→ **Records for the task**
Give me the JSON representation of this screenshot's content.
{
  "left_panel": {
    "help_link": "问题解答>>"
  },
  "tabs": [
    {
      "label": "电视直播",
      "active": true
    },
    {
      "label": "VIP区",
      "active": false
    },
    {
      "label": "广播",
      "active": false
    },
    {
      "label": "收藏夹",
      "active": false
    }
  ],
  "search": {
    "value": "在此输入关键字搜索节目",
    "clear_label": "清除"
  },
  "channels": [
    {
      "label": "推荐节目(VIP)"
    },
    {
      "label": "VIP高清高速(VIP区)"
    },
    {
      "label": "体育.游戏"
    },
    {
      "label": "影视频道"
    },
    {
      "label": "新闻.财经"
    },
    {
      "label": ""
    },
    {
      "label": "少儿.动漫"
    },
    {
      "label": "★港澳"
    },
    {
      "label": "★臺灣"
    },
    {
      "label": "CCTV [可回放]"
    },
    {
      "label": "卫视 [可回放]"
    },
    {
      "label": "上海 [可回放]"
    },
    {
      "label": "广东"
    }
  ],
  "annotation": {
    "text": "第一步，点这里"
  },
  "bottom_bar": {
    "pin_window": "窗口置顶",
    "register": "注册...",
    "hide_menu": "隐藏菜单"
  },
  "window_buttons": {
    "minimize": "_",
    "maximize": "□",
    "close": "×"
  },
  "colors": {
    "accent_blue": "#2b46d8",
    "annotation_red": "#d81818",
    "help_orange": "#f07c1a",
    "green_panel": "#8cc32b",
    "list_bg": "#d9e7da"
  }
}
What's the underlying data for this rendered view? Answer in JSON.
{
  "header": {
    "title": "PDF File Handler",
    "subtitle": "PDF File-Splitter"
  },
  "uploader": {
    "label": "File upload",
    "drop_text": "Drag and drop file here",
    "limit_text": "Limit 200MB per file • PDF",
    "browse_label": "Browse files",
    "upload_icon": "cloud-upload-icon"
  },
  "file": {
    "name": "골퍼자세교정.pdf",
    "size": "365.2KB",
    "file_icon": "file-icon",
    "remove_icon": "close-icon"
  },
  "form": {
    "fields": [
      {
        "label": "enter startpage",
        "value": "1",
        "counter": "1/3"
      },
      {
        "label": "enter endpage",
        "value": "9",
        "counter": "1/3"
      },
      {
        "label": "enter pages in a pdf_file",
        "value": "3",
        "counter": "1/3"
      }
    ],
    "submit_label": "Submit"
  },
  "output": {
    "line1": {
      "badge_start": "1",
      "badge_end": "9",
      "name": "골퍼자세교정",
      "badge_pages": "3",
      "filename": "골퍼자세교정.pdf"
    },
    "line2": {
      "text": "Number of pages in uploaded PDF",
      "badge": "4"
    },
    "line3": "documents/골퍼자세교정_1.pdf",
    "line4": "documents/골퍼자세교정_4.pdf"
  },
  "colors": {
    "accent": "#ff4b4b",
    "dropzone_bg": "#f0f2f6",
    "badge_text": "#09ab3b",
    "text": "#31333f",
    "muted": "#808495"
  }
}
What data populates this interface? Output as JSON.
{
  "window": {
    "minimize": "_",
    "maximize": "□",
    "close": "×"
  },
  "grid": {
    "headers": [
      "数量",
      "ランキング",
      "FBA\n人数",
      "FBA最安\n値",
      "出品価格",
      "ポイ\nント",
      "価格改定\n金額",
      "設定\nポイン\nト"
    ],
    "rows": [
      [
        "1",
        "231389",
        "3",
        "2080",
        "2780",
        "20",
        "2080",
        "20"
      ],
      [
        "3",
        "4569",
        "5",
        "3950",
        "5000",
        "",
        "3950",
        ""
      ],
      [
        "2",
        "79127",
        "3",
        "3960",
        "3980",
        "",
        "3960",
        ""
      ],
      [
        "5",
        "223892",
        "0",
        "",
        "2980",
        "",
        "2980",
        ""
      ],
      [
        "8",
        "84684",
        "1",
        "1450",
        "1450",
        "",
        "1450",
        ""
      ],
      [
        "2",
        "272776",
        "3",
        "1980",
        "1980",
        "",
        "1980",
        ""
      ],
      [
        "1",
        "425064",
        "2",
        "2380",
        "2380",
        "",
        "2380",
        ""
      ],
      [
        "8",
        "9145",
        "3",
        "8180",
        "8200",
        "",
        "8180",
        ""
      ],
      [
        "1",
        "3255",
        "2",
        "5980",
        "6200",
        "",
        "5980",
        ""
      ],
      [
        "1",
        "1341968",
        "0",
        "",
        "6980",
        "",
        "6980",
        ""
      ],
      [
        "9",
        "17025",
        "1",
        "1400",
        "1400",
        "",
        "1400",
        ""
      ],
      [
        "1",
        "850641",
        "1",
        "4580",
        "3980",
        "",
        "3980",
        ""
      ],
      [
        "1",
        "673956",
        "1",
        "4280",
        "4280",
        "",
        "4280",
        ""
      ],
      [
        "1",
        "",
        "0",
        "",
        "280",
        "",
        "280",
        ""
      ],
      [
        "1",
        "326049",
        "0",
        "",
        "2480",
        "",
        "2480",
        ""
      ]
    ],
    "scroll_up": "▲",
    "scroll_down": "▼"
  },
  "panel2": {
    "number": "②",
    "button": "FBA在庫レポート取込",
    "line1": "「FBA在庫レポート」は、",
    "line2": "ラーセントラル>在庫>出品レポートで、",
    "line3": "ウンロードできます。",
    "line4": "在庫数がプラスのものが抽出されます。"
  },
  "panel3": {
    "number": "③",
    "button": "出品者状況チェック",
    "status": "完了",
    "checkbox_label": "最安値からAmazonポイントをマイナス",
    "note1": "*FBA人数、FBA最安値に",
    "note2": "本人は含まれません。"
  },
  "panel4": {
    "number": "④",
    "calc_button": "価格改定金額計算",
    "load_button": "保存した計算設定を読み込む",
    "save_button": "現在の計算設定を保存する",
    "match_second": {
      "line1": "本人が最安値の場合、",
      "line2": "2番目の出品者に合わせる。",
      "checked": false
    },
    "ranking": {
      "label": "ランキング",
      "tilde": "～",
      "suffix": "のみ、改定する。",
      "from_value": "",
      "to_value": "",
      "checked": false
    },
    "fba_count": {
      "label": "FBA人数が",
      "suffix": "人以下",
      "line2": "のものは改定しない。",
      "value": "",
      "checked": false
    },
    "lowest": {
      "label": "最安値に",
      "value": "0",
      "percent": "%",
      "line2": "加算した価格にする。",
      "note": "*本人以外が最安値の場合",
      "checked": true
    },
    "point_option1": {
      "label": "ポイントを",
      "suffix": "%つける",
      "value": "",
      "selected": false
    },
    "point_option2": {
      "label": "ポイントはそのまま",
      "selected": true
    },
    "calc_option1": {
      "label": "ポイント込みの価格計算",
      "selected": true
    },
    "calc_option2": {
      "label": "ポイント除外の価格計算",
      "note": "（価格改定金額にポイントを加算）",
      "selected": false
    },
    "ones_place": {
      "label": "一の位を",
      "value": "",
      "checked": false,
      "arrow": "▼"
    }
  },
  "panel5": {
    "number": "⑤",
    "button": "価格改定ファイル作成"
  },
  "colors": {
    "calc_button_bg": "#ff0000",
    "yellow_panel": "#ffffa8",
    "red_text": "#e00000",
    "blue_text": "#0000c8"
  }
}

→ **Problem to solve**
Using the data above, reproduce every line exactly.

→ **Reply**
Give me the JSON representation of this screenshot's content.
{
  "left_panel": {
    "help_link": "问题解答>>"
  },
  "tabs": [
    {
      "label": "电视直播",
      "active": true
    },
    {
      "label": "VIP区",
      "active": false
    },
    {
      "label": "广播",
      "active": false
    },
    {
      "label": "收藏夹",
      "active": false
    }
  ],
  "search": {
    "value": "在此输入关键字搜索节目",
    "clear_label": "清除"
  },
  "channels": [
    {
      "label": "推荐节目(VIP)"
    },
    {
      "label": "VIP高清高速(VIP区)"
    },
    {
      "label": "体育.游戏"
    },
    {
      "label": "影视频道"
    },
    {
      "label": "新闻.财经"
    },
    {
      "label": ""
    },
    {
      "label": "少儿.动漫"
    },
    {
      "label": "★港澳"
    },
    {
      "label": "★臺灣"
    },
    {
      "label": "CCTV [可回放]"
    },
    {
      "label": "卫视 [可回放]"
    },
    {
      "label": "上海 [可回放]"
    },
    {
      "label": "广东"
    }
  ],
  "annotation": {
    "text": "第一步，点这里"
  },
  "bottom_bar": {
    "pin_window": "窗口置顶",
    "register": "注册...",
    "hide_menu": "隐藏菜单"
  },
  "window_buttons": {
    "minimize": "_",
    "maximize": "□",
    "close": "×"
  },
  "colors": {
    "accent_blue": "#2b46d8",
    "annotation_red": "#d81818",
    "help_orange": "#f07c1a",
    "green_panel": "#8cc32b",
    "list_bg": "#d9e7da"
  }
}
What's the underlying data for this rendered view? Answer in JSON.
{
  "header": {
    "title": "PDF File Handler",
    "subtitle": "PDF File-Splitter"
  },
  "uploader": {
    "label": "File upload",
    "drop_text": "Drag and drop file here",
    "limit_text": "Limit 200MB per file • PDF",
    "browse_label": "Browse files",
    "upload_icon": "cloud-upload-icon"
  },
  "file": {
    "name": "골퍼자세교정.pdf",
    "size": "365.2KB",
    "file_icon": "file-icon",
    "remove_icon": "close-icon"
  },
  "form": {
    "fields": [
      {
        "label": "enter startpage",
        "value": "1",
        "counter": "1/3"
      },
      {
        "label": "enter endpage",
        "value": "9",
        "counter": "1/3"
      },
      {
        "label": "enter pages in a pdf_file",
        "value": "3",
        "counter": "1/3"
      }
    ],
    "submit_label": "Submit"
  },
  "output": {
    "line1": {
      "badge_start": "1",
      "badge_end": "9",
      "name": "골퍼자세교정",
      "badge_pages": "3",
      "filename": "골퍼자세교정.pdf"
    },
    "line2": {
      "text": "Number of pages in uploaded PDF",
      "badge": "4"
    },
    "line3": "documents/골퍼자세교정_1.pdf",
    "line4": "documents/골퍼자세교정_4.pdf"
  },
  "colors": {
    "accent": "#ff4b4b",
    "dropzone_bg": "#f0f2f6",
    "badge_text": "#09ab3b",
    "text": "#31333f",
    "muted": "#808495"
  }
}
What data populates this interface? Output as JSON.
{
  "window": {
    "minimize": "_",
    "maximize": "□",
    "close": "×"
  },
  "grid": {
    "headers": [
      "数量",
      "ランキング",
      "FBA\n人数",
      "FBA最安\n値",
      "出品価格",
      "ポイ\nント",
      "価格改定\n金額",
      "設定\nポイン\nト"
    ],
    "rows": [
      [
        "1",
        "231389",
        "3",
        "2080",
        "2780",
        "20",
        "2080",
        "20"
      ],
      [
        "3",
        "4569",
        "5",
        "3950",
        "5000",
        "",
        "3950",
        ""
      ],
      [
        "2",
        "79127",
        "3",
        "3960",
        "3980",
        "",
        "3960",
        ""
      ],
      [
        "5",
        "223892",
        "0",
        "",
        "2980",
        "",
        "2980",
        ""
      ],
      [
        "8",
        "84684",
        "1",
        "1450",
        "1450",
        "",
        "1450",
        ""
      ],
      [
        "2",
        "272776",
        "3",
        "1980",
        "1980",
        "",
        "1980",
        ""
      ],
      [
        "1",
        "425064",
        "2",
        "2380",
        "2380",
        "",
        "2380",
        ""
      ],
      [
        "8",
        "9145",
        "3",
        "8180",
        "8200",
        "",
        "8180",
        ""
      ],
      [
        "1",
        "3255",
        "2",
        "5980",
        "6200",
        "",
        "5980",
        ""
      ],
      [
        "1",
        "1341968",
        "0",
        "",
        "6980",
        "",
        "6980",
        ""
      ],
      [
        "9",
        "17025",
        "1",
        "1400",
        "1400",
        "",
        "1400",
        ""
      ],
      [
        "1",
        "850641",
        "1",
        "4580",
        "3980",
        "",
        "3980",
        ""
      ],
      [
        "1",
        "673956",
        "1",
        "4280",
        "4280",
        "",
        "4280",
        ""
      ],
      [
        "1",
        "",
        "0",
        "",
        "280",
        "",
        "280",
        ""
      ],
      [
        "1",
        "326049",
        "0",
        "",
        "2480",
        "",
        "2480",
        ""
      ]
    ],
    "scroll_up": "▲",
    "scroll_down": "▼"
  },
  "panel2": {
    "number": "②",
    "button": "FBA在庫レポート取込",
    "line1": "「FBA在庫レポート」は、",
    "line2": "ラーセントラル>在庫>出品レポートで、",
    "line3": "ウンロードできます。",
    "line4": "在庫数がプラスのものが抽出されます。"
  },
  "panel3": {
    "number": "③",
    "button": "出品者状況チェック",
    "status": "完了",
    "checkbox_label": "最安値からAmazonポイントをマイナス",
    "note1": "*FBA人数、FBA最安値に",
    "note2": "本人は含まれません。"
  },
  "panel4": {
    "number": "④",
    "calc_button": "価格改定金額計算",
    "load_button": "保存した計算設定を読み込む",
    "save_button": "現在の計算設定を保存する",
    "match_second": {
      "line1": "本人が最安値の場合、",
      "line2": "2番目の出品者に合わせる。",
      "checked": false
    },
    "ranking": {
      "label": "ランキング",
      "tilde": "～",
      "suffix": "のみ、改定する。",
      "from_value": "",
      "to_value": "",
      "checked": false
    },
    "fba_count": {
      "label": "FBA人数が",
      "suffix": "人以下",
      "line2": "のものは改定しない。",
      "value": "",
      "checked": false
    },
    "lowest": {
      "label": "最安値に",
      "value": "0",
      "percent": "%",
      "line2": "加算した価格にする。",
      "note": "*本人以外が最安値の場合",
      "checked": true
    },
    "point_option1": {
      "label": "ポイントを",
      "suffix": "%つける",
      "value": "",
      "selected": false
    },
    "point_option2": {
      "label": "ポイントはそのまま",
      "selected": true
    },
    "calc_option1": {
      "label": "ポイント込みの価格計算",
      "selected": true
    },
    "calc_option2": {
      "label": "ポイント除外の価格計算",
      "note": "（価格改定金額にポイントを加算）",
      "selected": false
    },
    "ones_place": {
      "label": "一の位を",
      "value": "",
      "checked": false,
      "arrow": "▼"
    }
  },
  "panel5": {
    "number": "⑤",
    "button": "価格改定ファイル作成"
  },
  "colors": {
    "calc_button_bg": "#ff0000",
    "yellow_panel": "#ffffa8",
    "red_text": "#e00000",
    "blue_text": "#0000c8"
  }
}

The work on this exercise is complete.